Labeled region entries

******************************

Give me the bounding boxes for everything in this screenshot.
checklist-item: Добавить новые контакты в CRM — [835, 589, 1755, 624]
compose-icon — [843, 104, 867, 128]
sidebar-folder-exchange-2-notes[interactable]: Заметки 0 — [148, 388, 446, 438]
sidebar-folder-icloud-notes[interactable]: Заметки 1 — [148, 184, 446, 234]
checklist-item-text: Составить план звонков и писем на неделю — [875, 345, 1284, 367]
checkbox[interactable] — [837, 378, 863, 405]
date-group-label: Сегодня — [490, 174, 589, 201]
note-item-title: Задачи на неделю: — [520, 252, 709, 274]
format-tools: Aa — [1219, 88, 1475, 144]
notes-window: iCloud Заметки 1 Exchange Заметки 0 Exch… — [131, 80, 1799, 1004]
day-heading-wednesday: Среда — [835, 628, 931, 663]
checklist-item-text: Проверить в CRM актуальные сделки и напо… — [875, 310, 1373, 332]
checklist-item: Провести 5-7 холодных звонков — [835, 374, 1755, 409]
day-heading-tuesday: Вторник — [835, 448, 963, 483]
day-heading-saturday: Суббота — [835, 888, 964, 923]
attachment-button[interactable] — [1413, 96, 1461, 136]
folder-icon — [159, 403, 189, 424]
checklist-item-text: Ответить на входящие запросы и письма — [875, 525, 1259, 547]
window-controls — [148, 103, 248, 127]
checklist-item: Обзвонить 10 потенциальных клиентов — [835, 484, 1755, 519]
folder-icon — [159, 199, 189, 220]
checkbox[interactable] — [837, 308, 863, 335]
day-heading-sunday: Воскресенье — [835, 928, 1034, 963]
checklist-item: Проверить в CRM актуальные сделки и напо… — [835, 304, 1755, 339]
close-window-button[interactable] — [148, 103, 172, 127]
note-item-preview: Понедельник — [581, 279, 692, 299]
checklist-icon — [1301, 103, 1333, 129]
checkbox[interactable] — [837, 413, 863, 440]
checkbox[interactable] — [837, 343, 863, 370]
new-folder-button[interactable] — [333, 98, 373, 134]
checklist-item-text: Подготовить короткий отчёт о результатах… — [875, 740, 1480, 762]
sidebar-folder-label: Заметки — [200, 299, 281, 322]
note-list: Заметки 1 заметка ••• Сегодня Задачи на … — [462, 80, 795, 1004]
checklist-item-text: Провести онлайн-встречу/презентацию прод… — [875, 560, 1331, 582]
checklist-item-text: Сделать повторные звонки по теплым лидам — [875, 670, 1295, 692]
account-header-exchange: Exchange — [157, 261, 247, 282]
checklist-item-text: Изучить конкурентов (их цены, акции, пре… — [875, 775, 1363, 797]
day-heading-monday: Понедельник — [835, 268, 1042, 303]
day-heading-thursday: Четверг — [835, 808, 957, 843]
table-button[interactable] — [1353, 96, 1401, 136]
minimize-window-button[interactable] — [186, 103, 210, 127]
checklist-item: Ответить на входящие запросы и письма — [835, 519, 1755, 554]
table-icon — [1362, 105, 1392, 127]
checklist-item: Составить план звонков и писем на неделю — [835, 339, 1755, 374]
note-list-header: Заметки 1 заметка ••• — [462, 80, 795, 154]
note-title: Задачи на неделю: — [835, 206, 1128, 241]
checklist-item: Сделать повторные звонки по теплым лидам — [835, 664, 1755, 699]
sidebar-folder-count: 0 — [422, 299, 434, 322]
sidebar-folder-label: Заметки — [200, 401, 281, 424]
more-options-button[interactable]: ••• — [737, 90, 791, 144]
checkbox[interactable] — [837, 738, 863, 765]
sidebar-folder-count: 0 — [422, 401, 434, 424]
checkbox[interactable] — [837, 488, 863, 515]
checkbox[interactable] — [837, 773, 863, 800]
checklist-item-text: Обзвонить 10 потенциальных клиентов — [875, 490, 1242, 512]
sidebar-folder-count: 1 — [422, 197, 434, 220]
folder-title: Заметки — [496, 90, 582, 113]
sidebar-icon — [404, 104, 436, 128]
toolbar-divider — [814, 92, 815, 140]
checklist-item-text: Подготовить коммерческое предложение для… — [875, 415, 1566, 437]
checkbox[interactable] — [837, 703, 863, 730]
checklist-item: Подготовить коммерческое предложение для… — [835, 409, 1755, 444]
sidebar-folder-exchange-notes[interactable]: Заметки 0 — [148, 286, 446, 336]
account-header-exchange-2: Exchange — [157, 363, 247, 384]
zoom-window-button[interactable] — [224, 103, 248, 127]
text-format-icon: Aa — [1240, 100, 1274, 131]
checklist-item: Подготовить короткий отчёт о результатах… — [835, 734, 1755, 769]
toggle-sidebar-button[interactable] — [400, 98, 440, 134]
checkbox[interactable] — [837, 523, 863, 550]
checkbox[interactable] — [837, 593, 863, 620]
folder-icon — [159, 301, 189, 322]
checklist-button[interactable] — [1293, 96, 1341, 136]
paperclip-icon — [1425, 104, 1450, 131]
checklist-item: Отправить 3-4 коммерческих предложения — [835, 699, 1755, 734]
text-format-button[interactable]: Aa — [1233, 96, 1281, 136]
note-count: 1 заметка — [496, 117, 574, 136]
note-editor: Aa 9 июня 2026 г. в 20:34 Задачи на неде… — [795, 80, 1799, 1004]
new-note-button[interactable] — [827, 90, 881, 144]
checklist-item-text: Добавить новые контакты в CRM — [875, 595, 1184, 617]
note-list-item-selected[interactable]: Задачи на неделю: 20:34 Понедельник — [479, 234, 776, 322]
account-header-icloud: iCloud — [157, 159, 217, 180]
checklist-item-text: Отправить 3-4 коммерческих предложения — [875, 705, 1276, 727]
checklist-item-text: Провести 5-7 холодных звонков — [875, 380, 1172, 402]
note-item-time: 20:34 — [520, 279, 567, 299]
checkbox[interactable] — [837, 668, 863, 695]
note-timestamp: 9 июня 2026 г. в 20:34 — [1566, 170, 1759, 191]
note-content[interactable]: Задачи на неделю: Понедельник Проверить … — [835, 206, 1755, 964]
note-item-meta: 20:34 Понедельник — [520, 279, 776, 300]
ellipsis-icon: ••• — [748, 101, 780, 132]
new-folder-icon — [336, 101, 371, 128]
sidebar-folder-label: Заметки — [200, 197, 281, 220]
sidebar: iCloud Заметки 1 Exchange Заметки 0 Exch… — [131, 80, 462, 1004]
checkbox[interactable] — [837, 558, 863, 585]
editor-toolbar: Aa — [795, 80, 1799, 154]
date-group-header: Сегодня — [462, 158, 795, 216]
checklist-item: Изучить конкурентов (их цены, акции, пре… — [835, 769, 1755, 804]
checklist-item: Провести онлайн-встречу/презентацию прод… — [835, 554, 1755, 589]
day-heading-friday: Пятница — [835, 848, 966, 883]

******************************

YOUR GOAL:
Reproduce verbatim the data from its first line through the line with "folder-icon — [159, 403, 189, 424]", including that line.

SOLUTION TO THE EXERCISE:
Give me the bounding boxes for everything in this screenshot.
checklist-item: Добавить новые контакты в CRM — [835, 589, 1755, 624]
compose-icon — [843, 104, 867, 128]
sidebar-folder-exchange-2-notes[interactable]: Заметки 0 — [148, 388, 446, 438]
sidebar-folder-icloud-notes[interactable]: Заметки 1 — [148, 184, 446, 234]
checklist-item-text: Составить план звонков и писем на неделю — [875, 345, 1284, 367]
checkbox[interactable] — [837, 378, 863, 405]
date-group-label: Сегодня — [490, 174, 589, 201]
note-item-title: Задачи на неделю: — [520, 252, 709, 274]
format-tools: Aa — [1219, 88, 1475, 144]
notes-window: iCloud Заметки 1 Exchange Заметки 0 Exch… — [131, 80, 1799, 1004]
day-heading-wednesday: Среда — [835, 628, 931, 663]
checklist-item-text: Проверить в CRM актуальные сделки и напо… — [875, 310, 1373, 332]
checklist-item: Провести 5-7 холодных звонков — [835, 374, 1755, 409]
day-heading-tuesday: Вторник — [835, 448, 963, 483]
day-heading-saturday: Суббота — [835, 888, 964, 923]
attachment-button[interactable] — [1413, 96, 1461, 136]
folder-icon — [159, 403, 189, 424]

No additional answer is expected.